Data extracted from a collection:
################

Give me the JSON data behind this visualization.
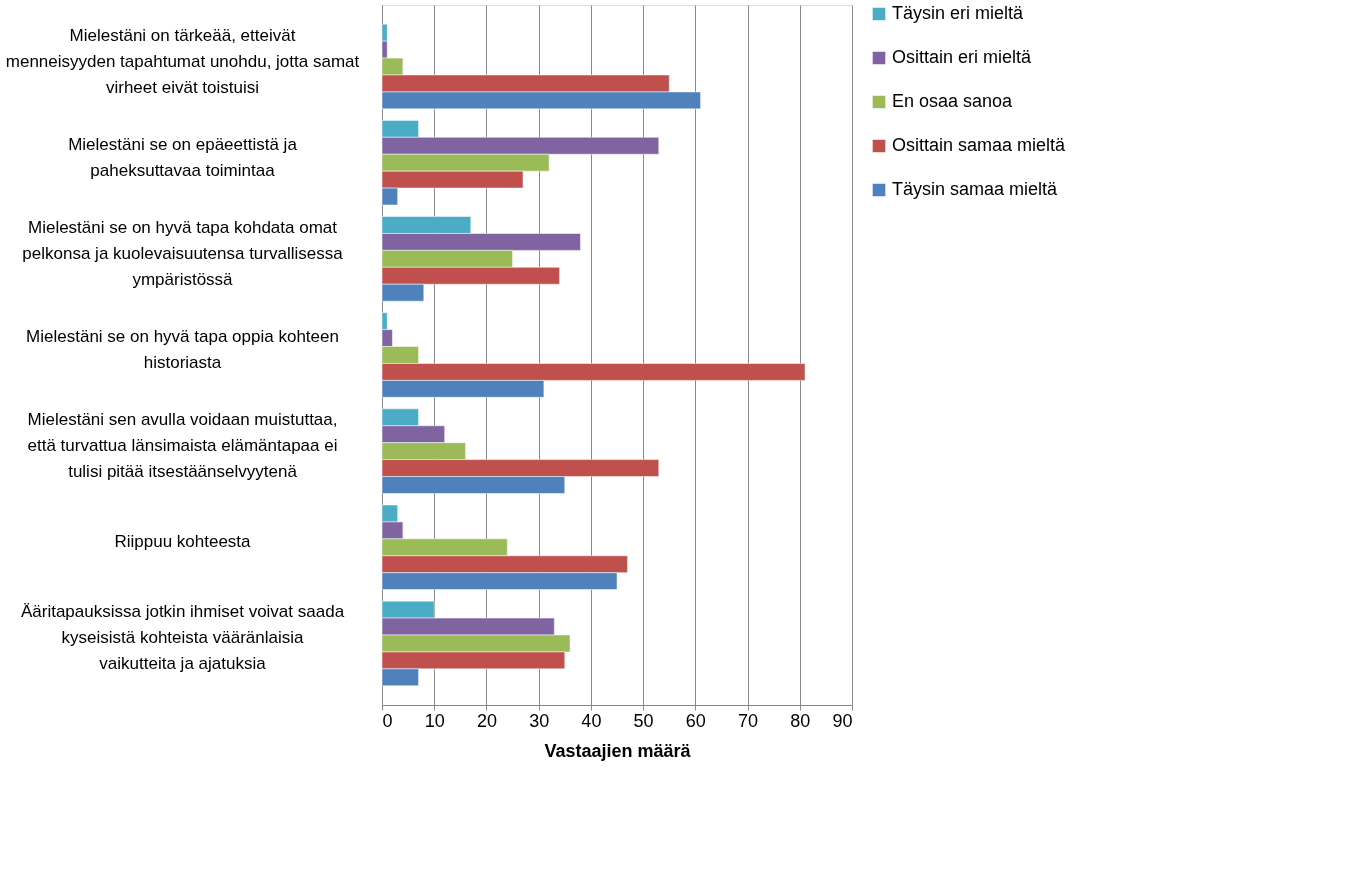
{
  "chart_data": {
    "type": "bar",
    "orientation": "horizontal",
    "xlabel": "Vastaajien määrä",
    "categories": [
      "Mielestäni on tärkeää, etteivät menneisyyden tapahtumat unohdu, jotta samat virheet eivät toistuisi",
      "Mielestäni se on epäeettistä ja paheksuttavaa toimintaa",
      "Mielestäni se on hyvä tapa kohdata omat pelkonsa ja kuolevaisuutensa turvallisessa ympäristössä",
      "Mielestäni se on hyvä tapa oppia kohteen historiasta",
      "Mielestäni sen avulla voidaan muistuttaa, että turvattua länsimaista elämäntapaa ei tulisi pitää itsestäänselvyytenä",
      "Riippuu kohteesta",
      "Ääritapauksissa jotkin ihmiset voivat saada kyseisistä kohteista vääränlaisia vaikutteita ja ajatuksia"
    ],
    "series": [
      {
        "name": "Täysin eri mieltä",
        "color": "#4bacc6",
        "values": [
          1,
          7,
          17,
          1,
          7,
          3,
          10
        ]
      },
      {
        "name": "Osittain eri mieltä",
        "color": "#8064a2",
        "values": [
          1,
          53,
          38,
          2,
          12,
          4,
          33
        ]
      },
      {
        "name": "En osaa sanoa",
        "color": "#9bbb59",
        "values": [
          4,
          32,
          25,
          7,
          16,
          24,
          36
        ]
      },
      {
        "name": "Osittain samaa mieltä",
        "color": "#c0504d",
        "values": [
          55,
          27,
          34,
          81,
          53,
          47,
          35
        ]
      },
      {
        "name": "Täysin samaa mieltä",
        "color": "#4f81bd",
        "values": [
          61,
          3,
          8,
          31,
          35,
          45,
          7
        ]
      }
    ],
    "xlim": [
      0,
      90
    ],
    "xticks": [
      0,
      10,
      20,
      30,
      40,
      50,
      60,
      70,
      80,
      90
    ],
    "grid": "x",
    "legend": "right"
  }
}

################

## Set task
Search the listing above for the string "hyvä". Copy every line that contains it.

## Reply
      "Mielestäni se on hyvä tapa kohdata omat pelkonsa ja kuolevaisuutensa turvallisessa ympäristössä",
      "Mielestäni se on hyvä tapa oppia kohteen historiasta",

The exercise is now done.